### Given information

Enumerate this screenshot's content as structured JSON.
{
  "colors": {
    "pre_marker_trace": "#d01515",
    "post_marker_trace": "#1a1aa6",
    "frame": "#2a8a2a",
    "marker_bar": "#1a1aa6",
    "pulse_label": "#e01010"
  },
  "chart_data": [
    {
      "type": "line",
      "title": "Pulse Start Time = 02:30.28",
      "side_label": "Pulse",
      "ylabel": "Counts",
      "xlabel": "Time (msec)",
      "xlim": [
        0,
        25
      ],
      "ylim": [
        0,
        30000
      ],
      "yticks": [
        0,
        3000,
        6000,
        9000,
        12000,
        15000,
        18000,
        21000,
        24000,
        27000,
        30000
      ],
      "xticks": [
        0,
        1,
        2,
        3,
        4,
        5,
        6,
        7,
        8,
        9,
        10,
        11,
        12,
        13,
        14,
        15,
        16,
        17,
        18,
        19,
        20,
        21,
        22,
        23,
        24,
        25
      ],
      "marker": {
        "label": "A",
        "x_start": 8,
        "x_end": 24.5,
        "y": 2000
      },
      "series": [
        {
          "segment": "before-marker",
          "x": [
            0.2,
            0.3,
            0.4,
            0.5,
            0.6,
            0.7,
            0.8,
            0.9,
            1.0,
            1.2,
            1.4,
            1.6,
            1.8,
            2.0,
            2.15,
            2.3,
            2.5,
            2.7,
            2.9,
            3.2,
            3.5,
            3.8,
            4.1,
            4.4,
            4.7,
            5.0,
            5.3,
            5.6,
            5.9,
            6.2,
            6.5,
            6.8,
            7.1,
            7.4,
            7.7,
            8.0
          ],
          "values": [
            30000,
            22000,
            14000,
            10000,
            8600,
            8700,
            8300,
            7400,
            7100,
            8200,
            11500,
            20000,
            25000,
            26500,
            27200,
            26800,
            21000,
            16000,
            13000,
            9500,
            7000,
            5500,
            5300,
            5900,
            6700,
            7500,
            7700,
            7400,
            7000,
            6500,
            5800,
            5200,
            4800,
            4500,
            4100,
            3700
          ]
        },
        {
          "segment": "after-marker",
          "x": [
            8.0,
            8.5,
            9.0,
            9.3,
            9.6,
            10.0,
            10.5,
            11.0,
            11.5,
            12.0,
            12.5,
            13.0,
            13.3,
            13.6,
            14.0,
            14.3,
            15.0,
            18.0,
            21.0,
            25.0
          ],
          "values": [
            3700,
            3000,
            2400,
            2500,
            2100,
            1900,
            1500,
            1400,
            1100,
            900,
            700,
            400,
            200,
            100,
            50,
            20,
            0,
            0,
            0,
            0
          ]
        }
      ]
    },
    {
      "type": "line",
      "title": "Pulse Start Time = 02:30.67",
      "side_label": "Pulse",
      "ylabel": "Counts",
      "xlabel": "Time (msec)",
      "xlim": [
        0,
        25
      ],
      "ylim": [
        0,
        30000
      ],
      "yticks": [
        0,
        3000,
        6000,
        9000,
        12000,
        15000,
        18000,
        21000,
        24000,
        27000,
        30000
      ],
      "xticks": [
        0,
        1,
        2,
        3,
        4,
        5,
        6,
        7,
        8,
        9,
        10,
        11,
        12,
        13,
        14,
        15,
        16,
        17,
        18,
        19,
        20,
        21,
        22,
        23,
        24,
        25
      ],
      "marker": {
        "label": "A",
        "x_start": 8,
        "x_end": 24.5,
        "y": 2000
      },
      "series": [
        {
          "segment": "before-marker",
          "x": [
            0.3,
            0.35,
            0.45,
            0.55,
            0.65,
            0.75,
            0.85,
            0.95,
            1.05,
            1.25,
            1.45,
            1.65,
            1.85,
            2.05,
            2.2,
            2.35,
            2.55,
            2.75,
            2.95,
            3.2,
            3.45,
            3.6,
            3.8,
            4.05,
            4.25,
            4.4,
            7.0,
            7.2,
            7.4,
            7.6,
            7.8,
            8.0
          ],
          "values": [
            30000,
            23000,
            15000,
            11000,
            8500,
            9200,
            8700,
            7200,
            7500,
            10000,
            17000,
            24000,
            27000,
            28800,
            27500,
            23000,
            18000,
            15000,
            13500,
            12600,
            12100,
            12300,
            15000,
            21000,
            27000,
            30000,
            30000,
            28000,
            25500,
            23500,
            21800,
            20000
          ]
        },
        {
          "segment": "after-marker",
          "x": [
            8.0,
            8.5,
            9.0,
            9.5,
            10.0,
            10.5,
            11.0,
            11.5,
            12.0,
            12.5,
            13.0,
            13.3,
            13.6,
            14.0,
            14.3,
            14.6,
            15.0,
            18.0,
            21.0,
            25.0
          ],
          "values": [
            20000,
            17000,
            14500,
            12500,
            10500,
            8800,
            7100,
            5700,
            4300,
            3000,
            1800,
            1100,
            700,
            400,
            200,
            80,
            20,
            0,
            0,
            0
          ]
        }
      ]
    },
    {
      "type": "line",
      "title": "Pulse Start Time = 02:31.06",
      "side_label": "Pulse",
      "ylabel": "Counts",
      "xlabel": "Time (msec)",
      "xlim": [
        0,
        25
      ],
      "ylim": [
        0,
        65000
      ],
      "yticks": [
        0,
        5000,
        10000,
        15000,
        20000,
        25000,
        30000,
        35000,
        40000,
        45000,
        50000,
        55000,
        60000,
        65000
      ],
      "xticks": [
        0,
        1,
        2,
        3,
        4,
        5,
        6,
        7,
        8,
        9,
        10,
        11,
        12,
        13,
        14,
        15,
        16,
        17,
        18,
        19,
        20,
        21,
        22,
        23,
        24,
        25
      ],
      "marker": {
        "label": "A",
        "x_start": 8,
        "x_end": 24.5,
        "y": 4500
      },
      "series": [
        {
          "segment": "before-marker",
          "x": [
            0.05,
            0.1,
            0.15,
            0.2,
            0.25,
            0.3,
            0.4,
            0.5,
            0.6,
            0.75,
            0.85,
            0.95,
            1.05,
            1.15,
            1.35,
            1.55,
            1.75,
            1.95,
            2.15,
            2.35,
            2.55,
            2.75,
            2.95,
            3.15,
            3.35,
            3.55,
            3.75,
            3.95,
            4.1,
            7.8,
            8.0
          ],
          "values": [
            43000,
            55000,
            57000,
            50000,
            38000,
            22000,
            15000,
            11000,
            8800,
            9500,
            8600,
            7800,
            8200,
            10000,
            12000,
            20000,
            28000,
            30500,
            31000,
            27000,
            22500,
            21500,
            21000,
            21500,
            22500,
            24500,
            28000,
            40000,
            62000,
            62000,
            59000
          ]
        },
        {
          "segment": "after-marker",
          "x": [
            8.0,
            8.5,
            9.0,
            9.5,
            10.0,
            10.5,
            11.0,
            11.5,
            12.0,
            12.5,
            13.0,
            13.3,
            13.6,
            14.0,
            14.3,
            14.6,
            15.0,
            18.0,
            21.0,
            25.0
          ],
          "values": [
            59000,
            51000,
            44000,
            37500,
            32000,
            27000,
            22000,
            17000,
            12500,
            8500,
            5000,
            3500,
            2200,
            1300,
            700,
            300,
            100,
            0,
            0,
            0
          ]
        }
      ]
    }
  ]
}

### Work required
Your task is to give the records above again, exactly.

### Solution to the problem
Enumerate this screenshot's content as structured JSON.
{
  "colors": {
    "pre_marker_trace": "#d01515",
    "post_marker_trace": "#1a1aa6",
    "frame": "#2a8a2a",
    "marker_bar": "#1a1aa6",
    "pulse_label": "#e01010"
  },
  "chart_data": [
    {
      "type": "line",
      "title": "Pulse Start Time = 02:30.28",
      "side_label": "Pulse",
      "ylabel": "Counts",
      "xlabel": "Time (msec)",
      "xlim": [
        0,
        25
      ],
      "ylim": [
        0,
        30000
      ],
      "yticks": [
        0,
        3000,
        6000,
        9000,
        12000,
        15000,
        18000,
        21000,
        24000,
        27000,
        30000
      ],
      "xticks": [
        0,
        1,
        2,
        3,
        4,
        5,
        6,
        7,
        8,
        9,
        10,
        11,
        12,
        13,
        14,
        15,
        16,
        17,
        18,
        19,
        20,
        21,
        22,
        23,
        24,
        25
      ],
      "marker": {
        "label": "A",
        "x_start": 8,
        "x_end": 24.5,
        "y": 2000
      },
      "series": [
        {
          "segment": "before-marker",
          "x": [
            0.2,
            0.3,
            0.4,
            0.5,
            0.6,
            0.7,
            0.8,
            0.9,
            1.0,
            1.2,
            1.4,
            1.6,
            1.8,
            2.0,
            2.15,
            2.3,
            2.5,
            2.7,
            2.9,
            3.2,
            3.5,
            3.8,
            4.1,
            4.4,
            4.7,
            5.0,
            5.3,
            5.6,
            5.9,
            6.2,
            6.5,
            6.8,
            7.1,
            7.4,
            7.7,
            8.0
          ],
          "values": [
            30000,
            22000,
            14000,
            10000,
            8600,
            8700,
            8300,
            7400,
            7100,
            8200,
            11500,
            20000,
            25000,
            26500,
            27200,
            26800,
            21000,
            16000,
            13000,
            9500,
            7000,
            5500,
            5300,
            5900,
            6700,
            7500,
            7700,
            7400,
            7000,
            6500,
            5800,
            5200,
            4800,
            4500,
            4100,
            3700
          ]
        },
        {
          "segment": "after-marker",
          "x": [
            8.0,
            8.5,
            9.0,
            9.3,
            9.6,
            10.0,
            10.5,
            11.0,
            11.5,
            12.0,
            12.5,
            13.0,
            13.3,
            13.6,
            14.0,
            14.3,
            15.0,
            18.0,
            21.0,
            25.0
          ],
          "values": [
            3700,
            3000,
            2400,
            2500,
            2100,
            1900,
            1500,
            1400,
            1100,
            900,
            700,
            400,
            200,
            100,
            50,
            20,
            0,
            0,
            0,
            0
          ]
        }
      ]
    },
    {
      "type": "line",
      "title": "Pulse Start Time = 02:30.67",
      "side_label": "Pulse",
      "ylabel": "Counts",
      "xlabel": "Time (msec)",
      "xlim": [
        0,
        25
      ],
      "ylim": [
        0,
        30000
      ],
      "yticks": [
        0,
        3000,
        6000,
        9000,
        12000,
        15000,
        18000,
        21000,
        24000,
        27000,
        30000
      ],
      "xticks": [
        0,
        1,
        2,
        3,
        4,
        5,
        6,
        7,
        8,
        9,
        10,
        11,
        12,
        13,
        14,
        15,
        16,
        17,
        18,
        19,
        20,
        21,
        22,
        23,
        24,
        25
      ],
      "marker": {
        "label": "A",
        "x_start": 8,
        "x_end": 24.5,
        "y": 2000
      },
      "series": [
        {
          "segment": "before-marker",
          "x": [
            0.3,
            0.35,
            0.45,
            0.55,
            0.65,
            0.75,
            0.85,
            0.95,
            1.05,
            1.25,
            1.45,
            1.65,
            1.85,
            2.05,
            2.2,
            2.35,
            2.55,
            2.75,
            2.95,
            3.2,
            3.45,
            3.6,
            3.8,
            4.05,
            4.25,
            4.4,
            7.0,
            7.2,
            7.4,
            7.6,
            7.8,
            8.0
          ],
          "values": [
            30000,
            23000,
            15000,
            11000,
            8500,
            9200,
            8700,
            7200,
            7500,
            10000,
            17000,
            24000,
            27000,
            28800,
            27500,
            23000,
            18000,
            15000,
            13500,
            12600,
            12100,
            12300,
            15000,
            21000,
            27000,
            30000,
            30000,
            28000,
            25500,
            23500,
            21800,
            20000
          ]
        },
        {
          "segment": "after-marker",
          "x": [
            8.0,
            8.5,
            9.0,
            9.5,
            10.0,
            10.5,
            11.0,
            11.5,
            12.0,
            12.5,
            13.0,
            13.3,
            13.6,
            14.0,
            14.3,
            14.6,
            15.0,
            18.0,
            21.0,
            25.0
          ],
          "values": [
            20000,
            17000,
            14500,
            12500,
            10500,
            8800,
            7100,
            5700,
            4300,
            3000,
            1800,
            1100,
            700,
            400,
            200,
            80,
            20,
            0,
            0,
            0
          ]
        }
      ]
    },
    {
      "type": "line",
      "title": "Pulse Start Time = 02:31.06",
      "side_label": "Pulse",
      "ylabel": "Counts",
      "xlabel": "Time (msec)",
      "xlim": [
        0,
        25
      ],
      "ylim": [
        0,
        65000
      ],
      "yticks": [
        0,
        5000,
        10000,
        15000,
        20000,
        25000,
        30000,
        35000,
        40000,
        45000,
        50000,
        55000,
        60000,
        65000
      ],
      "xticks": [
        0,
        1,
        2,
        3,
        4,
        5,
        6,
        7,
        8,
        9,
        10,
        11,
        12,
        13,
        14,
        15,
        16,
        17,
        18,
        19,
        20,
        21,
        22,
        23,
        24,
        25
      ],
      "marker": {
        "label": "A",
        "x_start": 8,
        "x_end": 24.5,
        "y": 4500
      },
      "series": [
        {
          "segment": "before-marker",
          "x": [
            0.05,
            0.1,
            0.15,
            0.2,
            0.25,
            0.3,
            0.4,
            0.5,
            0.6,
            0.75,
            0.85,
            0.95,
            1.05,
            1.15,
            1.35,
            1.55,
            1.75,
            1.95,
            2.15,
            2.35,
            2.55,
            2.75,
            2.95,
            3.15,
            3.35,
            3.55,
            3.75,
            3.95,
            4.1,
            7.8,
            8.0
          ],
          "values": [
            43000,
            55000,
            57000,
            50000,
            38000,
            22000,
            15000,
            11000,
            8800,
            9500,
            8600,
            7800,
            8200,
            10000,
            12000,
            20000,
            28000,
            30500,
            31000,
            27000,
            22500,
            21500,
            21000,
            21500,
            22500,
            24500,
            28000,
            40000,
            62000,
            62000,
            59000
          ]
        },
        {
          "segment": "after-marker",
          "x": [
            8.0,
            8.5,
            9.0,
            9.5,
            10.0,
            10.5,
            11.0,
            11.5,
            12.0,
            12.5,
            13.0,
            13.3,
            13.6,
            14.0,
            14.3,
            14.6,
            15.0,
            18.0,
            21.0,
            25.0
          ],
          "values": [
            59000,
            51000,
            44000,
            37500,
            32000,
            27000,
            22000,
            17000,
            12500,
            8500,
            5000,
            3500,
            2200,
            1300,
            700,
            300,
            100,
            0,
            0,
            0
          ]
        }
      ]
    }
  ]
}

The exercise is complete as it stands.